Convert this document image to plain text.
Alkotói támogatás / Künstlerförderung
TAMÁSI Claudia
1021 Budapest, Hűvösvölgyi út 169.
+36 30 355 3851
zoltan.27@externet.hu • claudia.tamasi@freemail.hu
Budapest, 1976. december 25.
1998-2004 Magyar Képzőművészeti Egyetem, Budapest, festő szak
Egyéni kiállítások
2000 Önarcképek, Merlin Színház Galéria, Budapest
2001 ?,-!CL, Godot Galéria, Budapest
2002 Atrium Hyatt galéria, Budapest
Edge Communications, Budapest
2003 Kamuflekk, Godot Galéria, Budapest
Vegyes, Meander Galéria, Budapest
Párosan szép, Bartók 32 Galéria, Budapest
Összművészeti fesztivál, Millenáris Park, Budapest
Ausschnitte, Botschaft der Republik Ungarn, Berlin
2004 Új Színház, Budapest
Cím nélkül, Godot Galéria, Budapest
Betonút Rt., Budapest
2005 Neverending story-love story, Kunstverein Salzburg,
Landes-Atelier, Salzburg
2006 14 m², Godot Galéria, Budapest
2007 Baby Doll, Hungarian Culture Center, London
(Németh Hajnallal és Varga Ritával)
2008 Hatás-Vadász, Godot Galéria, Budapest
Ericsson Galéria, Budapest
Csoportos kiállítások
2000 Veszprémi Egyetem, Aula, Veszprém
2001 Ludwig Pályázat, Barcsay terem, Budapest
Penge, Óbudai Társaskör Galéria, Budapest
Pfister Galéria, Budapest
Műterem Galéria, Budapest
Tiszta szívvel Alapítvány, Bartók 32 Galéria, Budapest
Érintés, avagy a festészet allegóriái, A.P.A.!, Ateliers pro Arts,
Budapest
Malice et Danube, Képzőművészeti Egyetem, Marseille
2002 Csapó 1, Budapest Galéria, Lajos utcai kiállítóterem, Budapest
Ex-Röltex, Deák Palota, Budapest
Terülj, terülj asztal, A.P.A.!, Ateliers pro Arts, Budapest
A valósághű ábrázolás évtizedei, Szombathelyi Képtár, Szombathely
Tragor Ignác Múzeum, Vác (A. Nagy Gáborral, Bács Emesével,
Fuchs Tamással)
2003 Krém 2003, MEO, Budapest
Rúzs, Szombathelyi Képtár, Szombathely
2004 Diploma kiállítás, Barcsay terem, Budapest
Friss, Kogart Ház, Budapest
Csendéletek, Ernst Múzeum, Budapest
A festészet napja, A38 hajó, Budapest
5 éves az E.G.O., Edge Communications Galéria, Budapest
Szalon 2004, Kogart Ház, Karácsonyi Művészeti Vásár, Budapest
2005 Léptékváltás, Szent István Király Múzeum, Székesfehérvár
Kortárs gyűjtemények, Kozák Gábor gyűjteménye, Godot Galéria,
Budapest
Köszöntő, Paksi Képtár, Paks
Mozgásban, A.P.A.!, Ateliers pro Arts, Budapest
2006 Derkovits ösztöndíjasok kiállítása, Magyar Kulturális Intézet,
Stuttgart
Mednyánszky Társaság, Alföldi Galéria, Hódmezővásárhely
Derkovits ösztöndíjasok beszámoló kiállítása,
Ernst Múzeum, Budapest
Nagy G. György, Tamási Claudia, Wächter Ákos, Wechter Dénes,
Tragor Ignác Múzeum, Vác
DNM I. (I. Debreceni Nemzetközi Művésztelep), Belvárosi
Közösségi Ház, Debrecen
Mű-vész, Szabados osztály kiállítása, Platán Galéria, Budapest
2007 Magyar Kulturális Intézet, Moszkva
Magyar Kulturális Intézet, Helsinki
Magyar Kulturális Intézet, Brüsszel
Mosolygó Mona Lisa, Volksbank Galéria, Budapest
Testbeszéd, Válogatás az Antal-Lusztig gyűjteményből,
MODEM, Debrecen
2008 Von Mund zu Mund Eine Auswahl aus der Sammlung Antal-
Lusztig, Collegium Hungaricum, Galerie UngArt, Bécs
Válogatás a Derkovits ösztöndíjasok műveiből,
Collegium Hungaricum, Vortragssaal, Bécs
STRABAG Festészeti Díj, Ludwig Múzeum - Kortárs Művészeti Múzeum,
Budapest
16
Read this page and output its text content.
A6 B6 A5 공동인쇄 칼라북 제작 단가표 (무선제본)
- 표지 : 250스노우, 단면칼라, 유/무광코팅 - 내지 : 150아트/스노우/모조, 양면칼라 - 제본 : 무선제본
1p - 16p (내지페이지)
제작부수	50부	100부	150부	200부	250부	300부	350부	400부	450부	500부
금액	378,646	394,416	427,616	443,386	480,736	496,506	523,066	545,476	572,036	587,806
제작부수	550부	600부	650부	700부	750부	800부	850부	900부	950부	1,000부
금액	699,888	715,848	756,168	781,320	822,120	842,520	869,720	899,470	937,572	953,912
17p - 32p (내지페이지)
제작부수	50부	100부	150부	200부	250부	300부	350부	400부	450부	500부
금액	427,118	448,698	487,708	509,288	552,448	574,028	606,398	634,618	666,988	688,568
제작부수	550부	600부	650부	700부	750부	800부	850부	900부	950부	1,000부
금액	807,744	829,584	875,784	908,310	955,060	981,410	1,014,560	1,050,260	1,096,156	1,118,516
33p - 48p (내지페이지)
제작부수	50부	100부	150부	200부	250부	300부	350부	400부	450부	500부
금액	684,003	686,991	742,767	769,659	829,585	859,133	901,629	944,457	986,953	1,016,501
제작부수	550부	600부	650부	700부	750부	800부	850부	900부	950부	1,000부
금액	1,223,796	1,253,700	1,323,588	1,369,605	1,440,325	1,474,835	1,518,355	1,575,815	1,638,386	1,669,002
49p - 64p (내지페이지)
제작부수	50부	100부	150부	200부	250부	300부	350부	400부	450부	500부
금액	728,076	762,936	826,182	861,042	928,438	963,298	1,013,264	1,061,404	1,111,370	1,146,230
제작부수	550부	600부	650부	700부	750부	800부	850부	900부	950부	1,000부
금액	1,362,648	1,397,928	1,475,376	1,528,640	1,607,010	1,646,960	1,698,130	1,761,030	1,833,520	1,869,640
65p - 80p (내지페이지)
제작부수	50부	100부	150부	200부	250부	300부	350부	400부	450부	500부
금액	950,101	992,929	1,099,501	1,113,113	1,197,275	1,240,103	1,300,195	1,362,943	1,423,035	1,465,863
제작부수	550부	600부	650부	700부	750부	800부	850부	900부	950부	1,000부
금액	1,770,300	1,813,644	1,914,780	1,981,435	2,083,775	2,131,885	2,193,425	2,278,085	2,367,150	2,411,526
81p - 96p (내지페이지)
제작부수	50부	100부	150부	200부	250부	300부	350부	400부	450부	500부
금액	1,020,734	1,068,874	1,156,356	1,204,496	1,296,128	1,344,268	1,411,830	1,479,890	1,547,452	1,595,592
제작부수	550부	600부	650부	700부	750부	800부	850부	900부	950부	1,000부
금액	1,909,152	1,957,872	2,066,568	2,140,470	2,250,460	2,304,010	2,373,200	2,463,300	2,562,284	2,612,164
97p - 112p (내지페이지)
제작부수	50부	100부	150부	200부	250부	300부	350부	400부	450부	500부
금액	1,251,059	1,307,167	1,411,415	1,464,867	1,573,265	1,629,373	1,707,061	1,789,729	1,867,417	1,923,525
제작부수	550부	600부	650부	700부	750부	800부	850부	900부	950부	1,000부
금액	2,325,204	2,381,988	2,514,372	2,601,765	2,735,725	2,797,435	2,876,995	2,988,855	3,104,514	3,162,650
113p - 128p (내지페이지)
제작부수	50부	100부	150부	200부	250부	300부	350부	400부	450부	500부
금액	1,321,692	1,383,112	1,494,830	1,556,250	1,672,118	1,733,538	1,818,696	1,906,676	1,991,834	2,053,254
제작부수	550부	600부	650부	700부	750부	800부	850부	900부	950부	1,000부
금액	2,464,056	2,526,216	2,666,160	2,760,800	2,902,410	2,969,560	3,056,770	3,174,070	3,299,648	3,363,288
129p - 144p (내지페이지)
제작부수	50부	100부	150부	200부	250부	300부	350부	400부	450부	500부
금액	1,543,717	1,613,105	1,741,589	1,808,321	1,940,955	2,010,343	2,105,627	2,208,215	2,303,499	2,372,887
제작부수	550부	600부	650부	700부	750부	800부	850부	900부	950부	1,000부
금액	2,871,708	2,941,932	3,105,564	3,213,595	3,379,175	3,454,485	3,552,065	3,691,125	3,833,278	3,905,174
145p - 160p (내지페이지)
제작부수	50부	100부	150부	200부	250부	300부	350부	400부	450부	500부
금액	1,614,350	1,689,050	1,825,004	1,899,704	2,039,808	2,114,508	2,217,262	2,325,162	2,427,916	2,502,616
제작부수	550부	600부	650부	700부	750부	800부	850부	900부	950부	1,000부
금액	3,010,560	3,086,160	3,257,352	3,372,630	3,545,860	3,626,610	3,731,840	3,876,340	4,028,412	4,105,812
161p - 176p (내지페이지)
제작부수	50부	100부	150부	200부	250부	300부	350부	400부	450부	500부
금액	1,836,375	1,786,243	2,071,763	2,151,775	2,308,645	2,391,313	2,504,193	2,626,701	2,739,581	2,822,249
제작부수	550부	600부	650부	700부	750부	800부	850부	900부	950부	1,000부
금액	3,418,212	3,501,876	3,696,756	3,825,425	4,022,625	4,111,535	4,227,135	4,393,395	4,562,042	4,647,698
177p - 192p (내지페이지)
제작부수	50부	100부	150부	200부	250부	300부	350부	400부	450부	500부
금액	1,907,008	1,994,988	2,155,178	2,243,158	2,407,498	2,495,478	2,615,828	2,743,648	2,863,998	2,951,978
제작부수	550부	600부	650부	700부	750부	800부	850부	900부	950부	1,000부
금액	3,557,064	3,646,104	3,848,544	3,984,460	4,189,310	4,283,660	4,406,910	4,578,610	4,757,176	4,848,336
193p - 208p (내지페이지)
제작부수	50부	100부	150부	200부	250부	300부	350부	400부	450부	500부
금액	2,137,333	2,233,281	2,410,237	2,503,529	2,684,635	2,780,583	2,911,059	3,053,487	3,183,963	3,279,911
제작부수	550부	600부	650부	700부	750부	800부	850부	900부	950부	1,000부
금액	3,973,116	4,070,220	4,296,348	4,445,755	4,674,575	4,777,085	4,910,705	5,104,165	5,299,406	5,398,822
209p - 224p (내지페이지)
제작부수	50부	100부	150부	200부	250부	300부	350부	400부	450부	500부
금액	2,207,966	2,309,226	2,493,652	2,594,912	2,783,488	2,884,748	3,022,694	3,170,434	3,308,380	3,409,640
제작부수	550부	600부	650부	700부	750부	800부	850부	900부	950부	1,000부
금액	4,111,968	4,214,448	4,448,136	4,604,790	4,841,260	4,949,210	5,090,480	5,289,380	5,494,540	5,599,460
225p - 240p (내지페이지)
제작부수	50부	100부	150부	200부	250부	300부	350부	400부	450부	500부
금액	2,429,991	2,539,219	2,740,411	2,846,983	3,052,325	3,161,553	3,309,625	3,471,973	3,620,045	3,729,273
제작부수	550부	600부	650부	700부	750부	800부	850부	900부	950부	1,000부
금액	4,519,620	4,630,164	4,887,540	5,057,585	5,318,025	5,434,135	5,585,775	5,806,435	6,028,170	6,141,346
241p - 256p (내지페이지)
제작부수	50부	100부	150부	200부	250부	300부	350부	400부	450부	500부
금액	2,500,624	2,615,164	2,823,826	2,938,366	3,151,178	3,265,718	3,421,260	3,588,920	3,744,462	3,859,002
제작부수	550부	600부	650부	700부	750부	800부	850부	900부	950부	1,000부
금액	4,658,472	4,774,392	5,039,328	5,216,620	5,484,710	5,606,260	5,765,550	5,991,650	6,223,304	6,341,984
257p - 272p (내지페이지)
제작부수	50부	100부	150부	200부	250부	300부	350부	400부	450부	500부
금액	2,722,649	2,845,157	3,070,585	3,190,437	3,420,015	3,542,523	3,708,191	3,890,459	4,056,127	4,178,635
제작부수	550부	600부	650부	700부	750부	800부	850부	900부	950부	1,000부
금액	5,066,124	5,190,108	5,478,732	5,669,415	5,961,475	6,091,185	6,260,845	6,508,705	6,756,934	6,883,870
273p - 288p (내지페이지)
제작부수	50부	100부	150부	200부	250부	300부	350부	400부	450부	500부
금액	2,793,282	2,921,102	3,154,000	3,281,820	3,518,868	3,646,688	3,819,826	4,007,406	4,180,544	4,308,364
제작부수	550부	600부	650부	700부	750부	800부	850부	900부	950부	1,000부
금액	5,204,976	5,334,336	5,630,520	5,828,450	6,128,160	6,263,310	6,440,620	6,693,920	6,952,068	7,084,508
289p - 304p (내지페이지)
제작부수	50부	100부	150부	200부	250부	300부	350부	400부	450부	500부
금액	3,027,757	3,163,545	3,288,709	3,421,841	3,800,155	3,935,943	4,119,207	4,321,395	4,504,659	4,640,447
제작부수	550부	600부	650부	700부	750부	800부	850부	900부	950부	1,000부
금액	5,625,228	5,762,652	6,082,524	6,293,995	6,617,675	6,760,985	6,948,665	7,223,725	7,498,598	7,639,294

================================

*WRITTEN REQUEST*:
Report all lines of the material that contain the word "Ignác".

*RESULT FOR THIS TASK*:
Tragor Ignác Múzeum, Vác (A. Nagy Gáborral, Bács Emesével,
Tragor Ignác Múzeum, Vác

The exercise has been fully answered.